*Task objective*:
Go through the data below and copy it exactly, skipping every picture.

*Extracted information*:
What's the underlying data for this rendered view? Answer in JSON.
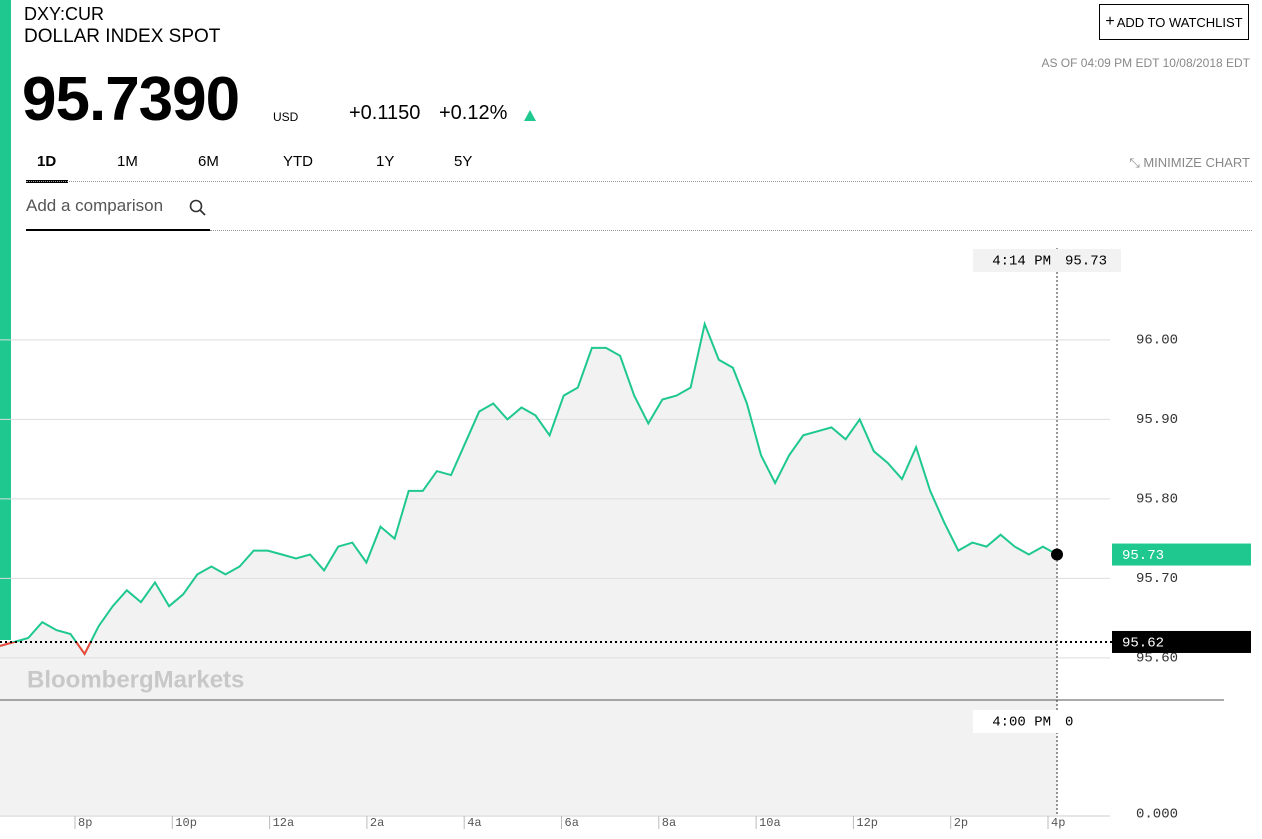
{
  "header": {
    "symbol": "DXY:CUR",
    "name": "DOLLAR INDEX SPOT",
    "price": "95.7390",
    "currency": "USD",
    "change": "+0.1150",
    "change_pct": "+0.12%",
    "watchlist_button": "ADD TO WATCHLIST",
    "as_of": "AS OF 04:09 PM EDT 10/08/2018 EDT"
  },
  "tabs": [
    "1D",
    "1M",
    "6M",
    "YTD",
    "1Y",
    "5Y"
  ],
  "minimize": "MINIMIZE CHART",
  "comparison_placeholder": "Add a comparison",
  "chart_data": {
    "type": "line",
    "watermark": "BloombergMarkets",
    "color": "#1ec88f",
    "below_color": "#f0483a",
    "xtick_labels": [
      "8p",
      "10p",
      "12a",
      "2a",
      "4a",
      "6a",
      "8a",
      "10a",
      "12p",
      "2p",
      "4p"
    ],
    "values": [
      95.615,
      95.62,
      95.625,
      95.645,
      95.635,
      95.63,
      95.605,
      95.64,
      95.665,
      95.685,
      95.67,
      95.695,
      95.665,
      95.68,
      95.705,
      95.715,
      95.705,
      95.715,
      95.735,
      95.735,
      95.73,
      95.725,
      95.73,
      95.71,
      95.74,
      95.745,
      95.72,
      95.765,
      95.75,
      95.81,
      95.81,
      95.835,
      95.83,
      95.87,
      95.91,
      95.92,
      95.9,
      95.915,
      95.905,
      95.88,
      95.93,
      95.94,
      95.99,
      95.99,
      95.98,
      95.93,
      95.895,
      95.925,
      95.93,
      95.94,
      96.02,
      95.975,
      95.965,
      95.92,
      95.855,
      95.82,
      95.855,
      95.88,
      95.885,
      95.89,
      95.875,
      95.9,
      95.86,
      95.845,
      95.825,
      95.865,
      95.81,
      95.77,
      95.735,
      95.745,
      95.74,
      95.755,
      95.74,
      95.73,
      95.74,
      95.73
    ],
    "ylim": [
      95.547,
      96.132
    ],
    "yticks": [
      {
        "value": 96,
        "label": "96.00"
      },
      {
        "value": 95.9,
        "label": "95.90"
      },
      {
        "value": 95.8,
        "label": "95.80"
      },
      {
        "value": 95.7,
        "label": "95.70"
      },
      {
        "value": 95.6,
        "label": "95.60"
      }
    ],
    "previous_close": 95.62,
    "last": 95.73,
    "cursor_time": "4:14 PM",
    "cursor_value": 95.73,
    "volume_time": "4:00 PM",
    "volume_value": 0,
    "volume_yticks": [
      {
        "value": 0,
        "label": "0.000"
      }
    ]
  }
}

*Expected answer*:
What's the underlying data for this rendered view? Answer in JSON.
{
  "header": {
    "symbol": "DXY:CUR",
    "name": "DOLLAR INDEX SPOT",
    "price": "95.7390",
    "currency": "USD",
    "change": "+0.1150",
    "change_pct": "+0.12%",
    "watchlist_button": "ADD TO WATCHLIST",
    "as_of": "AS OF 04:09 PM EDT 10/08/2018 EDT"
  },
  "tabs": [
    "1D",
    "1M",
    "6M",
    "YTD",
    "1Y",
    "5Y"
  ],
  "minimize": "MINIMIZE CHART",
  "comparison_placeholder": "Add a comparison",
  "chart_data": {
    "type": "line",
    "watermark": "BloombergMarkets",
    "color": "#1ec88f",
    "below_color": "#f0483a",
    "xtick_labels": [
      "8p",
      "10p",
      "12a",
      "2a",
      "4a",
      "6a",
      "8a",
      "10a",
      "12p",
      "2p",
      "4p"
    ],
    "values": [
      95.615,
      95.62,
      95.625,
      95.645,
      95.635,
      95.63,
      95.605,
      95.64,
      95.665,
      95.685,
      95.67,
      95.695,
      95.665,
      95.68,
      95.705,
      95.715,
      95.705,
      95.715,
      95.735,
      95.735,
      95.73,
      95.725,
      95.73,
      95.71,
      95.74,
      95.745,
      95.72,
      95.765,
      95.75,
      95.81,
      95.81,
      95.835,
      95.83,
      95.87,
      95.91,
      95.92,
      95.9,
      95.915,
      95.905,
      95.88,
      95.93,
      95.94,
      95.99,
      95.99,
      95.98,
      95.93,
      95.895,
      95.925,
      95.93,
      95.94,
      96.02,
      95.975,
      95.965,
      95.92,
      95.855,
      95.82,
      95.855,
      95.88,
      95.885,
      95.89,
      95.875,
      95.9,
      95.86,
      95.845,
      95.825,
      95.865,
      95.81,
      95.77,
      95.735,
      95.745,
      95.74,
      95.755,
      95.74,
      95.73,
      95.74,
      95.73
    ],
    "ylim": [
      95.547,
      96.132
    ],
    "yticks": [
      {
        "value": 96,
        "label": "96.00"
      },
      {
        "value": 95.9,
        "label": "95.90"
      },
      {
        "value": 95.8,
        "label": "95.80"
      },
      {
        "value": 95.7,
        "label": "95.70"
      },
      {
        "value": 95.6,
        "label": "95.60"
      }
    ],
    "previous_close": 95.62,
    "last": 95.73,
    "cursor_time": "4:14 PM",
    "cursor_value": 95.73,
    "volume_time": "4:00 PM",
    "volume_value": 0,
    "volume_yticks": [
      {
        "value": 0,
        "label": "0.000"
      }
    ]
  }
}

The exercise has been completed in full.